* _Objective_
Return every line below unchanged, but leave out the pictures.

* _Bounding box entries_
------------------------------

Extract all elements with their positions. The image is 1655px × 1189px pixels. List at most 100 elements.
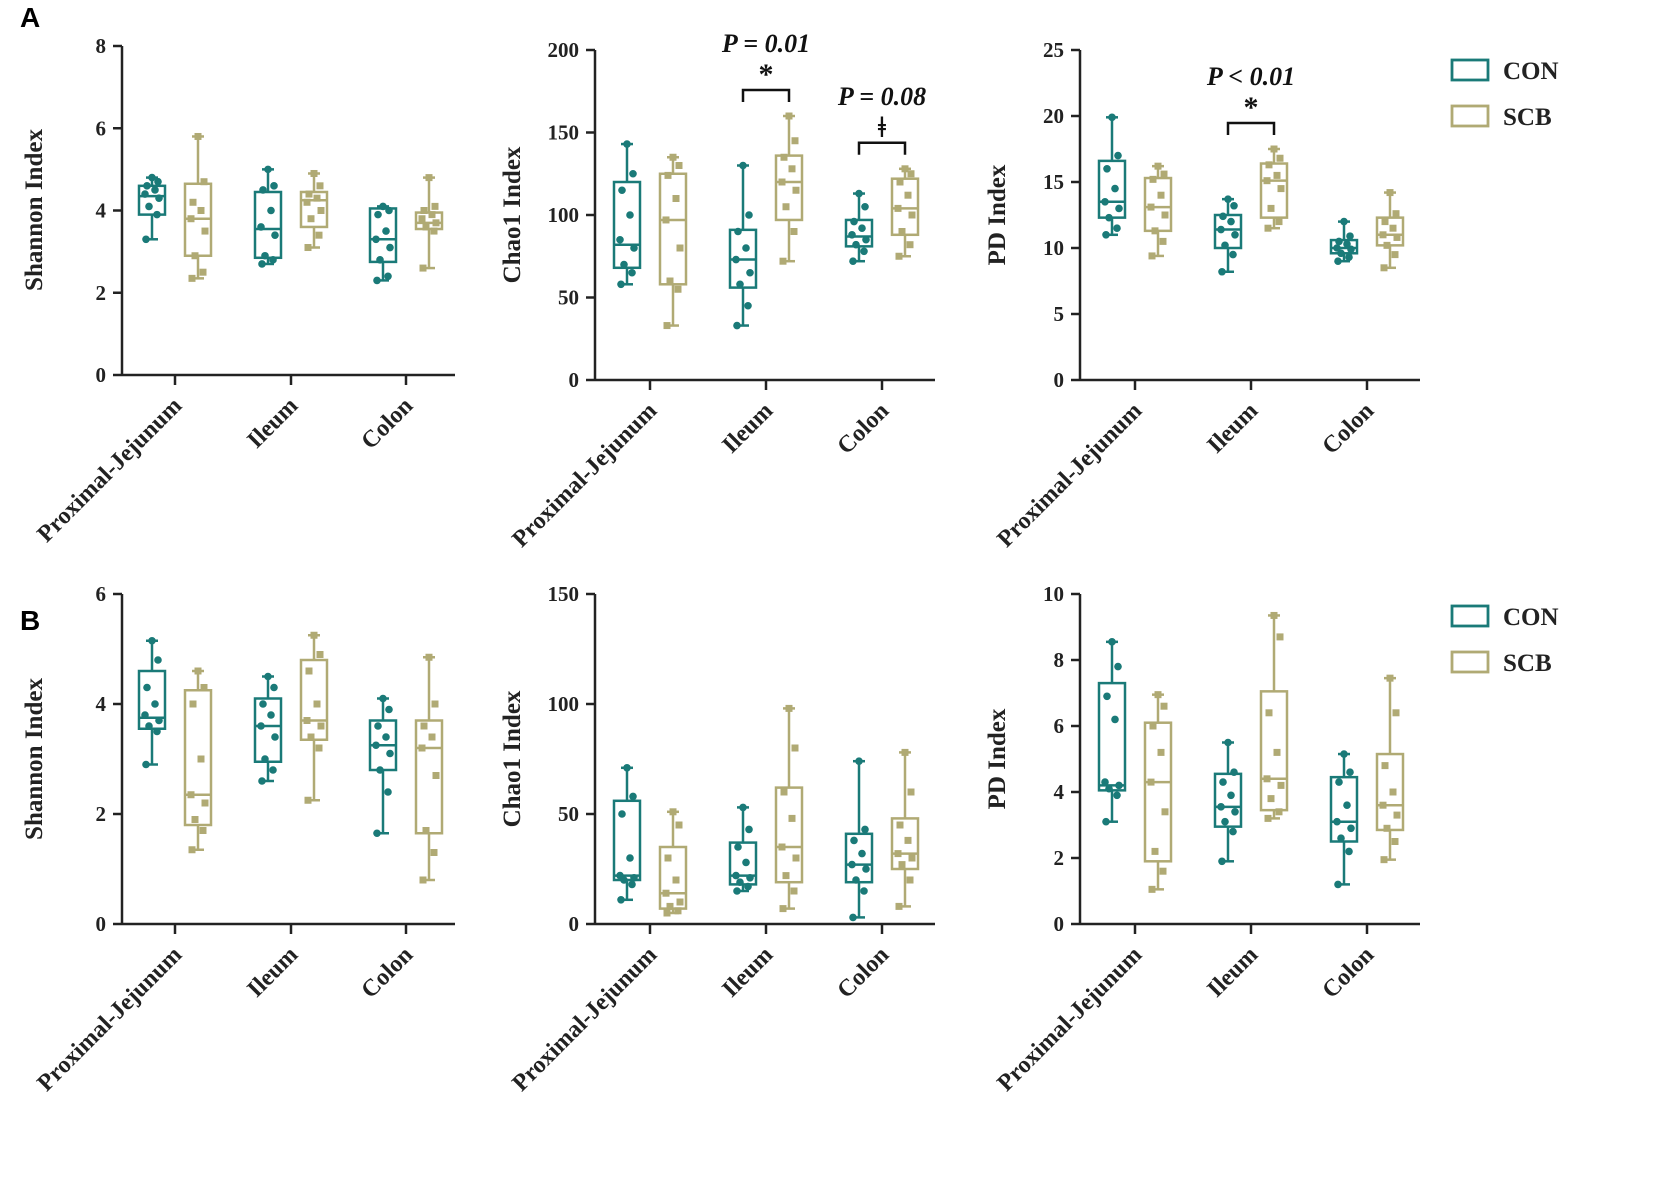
legend-swatch-scb — [1450, 104, 1490, 128]
data-point — [307, 733, 315, 741]
data-point — [1333, 244, 1341, 252]
data-point — [270, 683, 278, 692]
data-point — [199, 827, 207, 834]
legend-label-con: CON — [1503, 604, 1559, 631]
data-point — [1389, 224, 1397, 232]
data-point — [1227, 791, 1235, 800]
data-point — [1379, 801, 1387, 809]
legend-swatch-con — [1450, 58, 1490, 82]
data-point — [305, 190, 313, 198]
data-point — [662, 216, 670, 224]
data-point — [1267, 204, 1275, 212]
data-point — [852, 876, 860, 884]
x-category-label: Colon — [356, 942, 418, 1004]
y-tick-label: 50 — [558, 286, 579, 310]
data-point — [618, 186, 626, 195]
box-iqr — [1259, 690, 1289, 812]
data-point — [264, 672, 272, 681]
data-point — [384, 272, 392, 281]
data-point — [732, 871, 740, 880]
data-point — [862, 235, 870, 244]
data-point — [1270, 611, 1278, 619]
box-scb-ileum — [299, 631, 329, 804]
y-axis-label: PD Index — [984, 164, 1011, 265]
data-point — [739, 161, 747, 170]
data-point — [860, 247, 868, 256]
significance-bracket — [1226, 121, 1276, 135]
data-point — [1393, 811, 1401, 819]
y-tick-label: 150 — [548, 121, 580, 145]
data-point — [733, 887, 741, 895]
data-point — [895, 902, 903, 910]
data-point — [189, 198, 197, 206]
y-axis-label: Chao1 Index — [499, 146, 526, 283]
x-category-label: Ileum — [717, 942, 778, 1003]
data-point — [382, 733, 390, 741]
data-point — [669, 808, 677, 816]
x-category-label: Colon — [832, 942, 894, 1004]
data-point — [733, 321, 741, 330]
y-axis-label: Chao1 Index — [499, 690, 526, 827]
data-point — [1347, 245, 1355, 254]
data-point — [264, 165, 272, 174]
data-point — [1340, 750, 1348, 758]
data-point — [895, 252, 903, 260]
data-point — [1386, 674, 1394, 682]
data-point — [1380, 856, 1388, 864]
box-scb-colon — [890, 165, 920, 260]
x-category-label: Colon — [356, 393, 418, 455]
box-con-proximal-jejunum — [612, 140, 642, 289]
y-tick-label: 0 — [569, 368, 580, 392]
y-tick-label: 0 — [96, 912, 107, 936]
data-point — [855, 757, 863, 765]
data-point — [310, 631, 318, 639]
box-con-colon — [844, 757, 874, 922]
data-point — [422, 223, 430, 231]
y-tick-label: 4 — [1054, 780, 1065, 804]
y-tick-label: 150 — [548, 582, 580, 606]
box-iqr — [368, 207, 398, 264]
data-point — [418, 744, 426, 752]
box-con-colon — [844, 189, 874, 266]
y-tick-label: 0 — [96, 363, 107, 387]
box-scb-colon — [414, 174, 444, 272]
data-point — [201, 799, 209, 807]
box-con-proximal-jejunum — [137, 636, 167, 769]
data-point — [675, 821, 683, 829]
data-point — [790, 228, 798, 235]
y-tick-label: 100 — [548, 692, 580, 716]
data-point — [194, 667, 202, 675]
data-point — [1273, 748, 1281, 756]
data-point — [258, 260, 266, 268]
data-point — [907, 788, 915, 796]
x-category-label: Ileum — [242, 393, 303, 454]
y-tick-label: 25 — [1043, 38, 1064, 62]
box-scb-colon — [890, 748, 920, 910]
data-point — [1160, 170, 1168, 178]
charts-layer: 0 2 4 6 8 Shannon Index Proximal-Jejunum Ileum C… — [21, 29, 1559, 1097]
box-scb-ileum — [1259, 611, 1289, 822]
data-point — [317, 722, 325, 730]
data-point — [1277, 781, 1285, 789]
data-point — [143, 182, 151, 190]
box-iqr — [774, 786, 804, 884]
data-point — [1337, 834, 1345, 842]
box-iqr — [844, 832, 874, 884]
y-tick-label: 2 — [96, 281, 107, 305]
data-point — [788, 814, 796, 822]
box-con-ileum — [253, 165, 283, 268]
data-point — [261, 251, 269, 260]
y-tick-label: 200 — [548, 38, 580, 62]
data-point — [664, 171, 672, 179]
data-point — [1148, 252, 1156, 260]
y-tick-label: 6 — [96, 116, 107, 140]
data-point — [778, 843, 786, 851]
data-point — [373, 276, 381, 285]
data-point — [1345, 253, 1353, 262]
data-point — [1147, 203, 1155, 211]
data-point — [432, 219, 440, 227]
chart-b-pd-index: 0 2 4 6 8 10 PD Index Proximal-Jejunum Ileum Colo… — [984, 582, 1420, 1097]
y-tick-label: 20 — [1043, 104, 1064, 128]
data-point — [258, 777, 266, 785]
data-point — [1343, 240, 1351, 248]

------------------------------

* _Answer to the exercise_
Extract all elements with their positions. The image is 1655px × 1189px pixels. List at most 100 elements.
legend-swatch-scb — [1450, 104, 1490, 128]
data-point — [307, 733, 315, 741]
data-point — [1333, 244, 1341, 252]
data-point — [270, 683, 278, 692]
data-point — [199, 827, 207, 834]
legend-label-con: CON — [1503, 604, 1559, 631]
data-point — [1389, 224, 1397, 232]
data-point — [1227, 791, 1235, 800]
data-point — [1379, 801, 1387, 809]
legend-swatch-con — [1450, 58, 1490, 82]
data-point — [305, 190, 313, 198]
data-point — [662, 216, 670, 224]
data-point — [1267, 204, 1275, 212]
data-point — [852, 876, 860, 884]
x-category-label: Colon — [356, 942, 418, 1004]
y-tick-label: 50 — [558, 286, 579, 310]
data-point — [618, 186, 626, 195]
box-iqr — [1259, 690, 1289, 812]
data-point — [264, 672, 272, 681]
data-point — [384, 272, 392, 281]
data-point — [732, 871, 740, 880]
data-point — [862, 235, 870, 244]
data-point — [1270, 611, 1278, 619]
box-scb-ileum — [299, 631, 329, 804]
y-axis-label: PD Index — [984, 164, 1011, 265]
data-point — [739, 161, 747, 170]
data-point — [860, 247, 868, 256]
significance-bracket — [1226, 121, 1276, 135]
data-point — [1393, 811, 1401, 819]
y-tick-label: 150 — [548, 121, 580, 145]
data-point — [733, 887, 741, 895]
data-point — [895, 902, 903, 910]
data-point — [189, 198, 197, 206]
y-axis-label: Chao1 Index — [499, 146, 526, 283]
x-category-label: Ileum — [717, 942, 778, 1003]
data-point — [382, 733, 390, 741]
data-point — [669, 808, 677, 816]
x-category-label: Colon — [832, 942, 894, 1004]
data-point — [733, 321, 741, 330]
y-axis-label: Chao1 Index — [499, 690, 526, 827]
data-point — [1347, 245, 1355, 254]
data-point — [264, 165, 272, 174]
data-point — [1340, 750, 1348, 758]
data-point — [895, 252, 903, 260]
data-point — [1386, 674, 1394, 682]
data-point — [1380, 856, 1388, 864]
box-scb-colon — [890, 165, 920, 260]
x-category-label: Colon — [356, 393, 418, 455]
box-con-proximal-jejunum — [612, 140, 642, 289]
y-tick-label: 0 — [569, 368, 580, 392]
y-tick-label: 0 — [96, 912, 107, 936]
data-point — [855, 757, 863, 765]
data-point — [310, 631, 318, 639]
box-con-colon — [844, 757, 874, 922]
data-point — [422, 223, 430, 231]
y-tick-label: 4 — [1054, 780, 1065, 804]
y-tick-label: 150 — [548, 582, 580, 606]
box-iqr — [368, 207, 398, 264]
data-point — [418, 744, 426, 752]
box-con-colon — [844, 189, 874, 266]
y-tick-label: 0 — [96, 363, 107, 387]
box-scb-colon — [414, 174, 444, 272]
data-point — [201, 799, 209, 807]
box-con-proximal-jejunum — [137, 636, 167, 769]
data-point — [675, 821, 683, 829]
data-point — [790, 228, 798, 235]
y-tick-label: 100 — [548, 692, 580, 716]
data-point — [194, 667, 202, 675]
data-point — [1273, 748, 1281, 756]
data-point — [258, 260, 266, 268]
data-point — [907, 788, 915, 796]
x-category-label: Ileum — [242, 393, 303, 454]
y-tick-label: 25 — [1043, 38, 1064, 62]
box-scb-colon — [890, 748, 920, 910]
data-point — [1160, 170, 1168, 178]
charts-layer: 0 2 4 6 8 Shannon Index Proximal-Jejunum Ileum C… — [21, 29, 1559, 1097]
box-scb-ileum — [1259, 611, 1289, 822]
data-point — [317, 722, 325, 730]
data-point — [1277, 781, 1285, 789]
data-point — [143, 182, 151, 190]
box-iqr — [774, 786, 804, 884]
data-point — [1337, 834, 1345, 842]
box-iqr — [844, 832, 874, 884]
y-tick-label: 2 — [96, 281, 107, 305]
data-point — [788, 814, 796, 822]
box-con-ileum — [253, 165, 283, 268]
data-point — [261, 251, 269, 260]
y-tick-label: 200 — [548, 38, 580, 62]
data-point — [664, 171, 672, 179]
data-point — [1148, 252, 1156, 260]
y-tick-label: 6 — [96, 116, 107, 140]
data-point — [778, 843, 786, 851]
data-point — [373, 276, 381, 285]
data-point — [1345, 253, 1353, 262]
data-point — [1147, 203, 1155, 211]
data-point — [432, 219, 440, 227]
chart-b-pd-index: 0 2 4 6 8 10 PD Index Proximal-Jejunum Ileum Colo… — [984, 582, 1420, 1097]
y-tick-label: 20 — [1043, 104, 1064, 128]
data-point — [258, 777, 266, 785]
data-point — [1343, 240, 1351, 248]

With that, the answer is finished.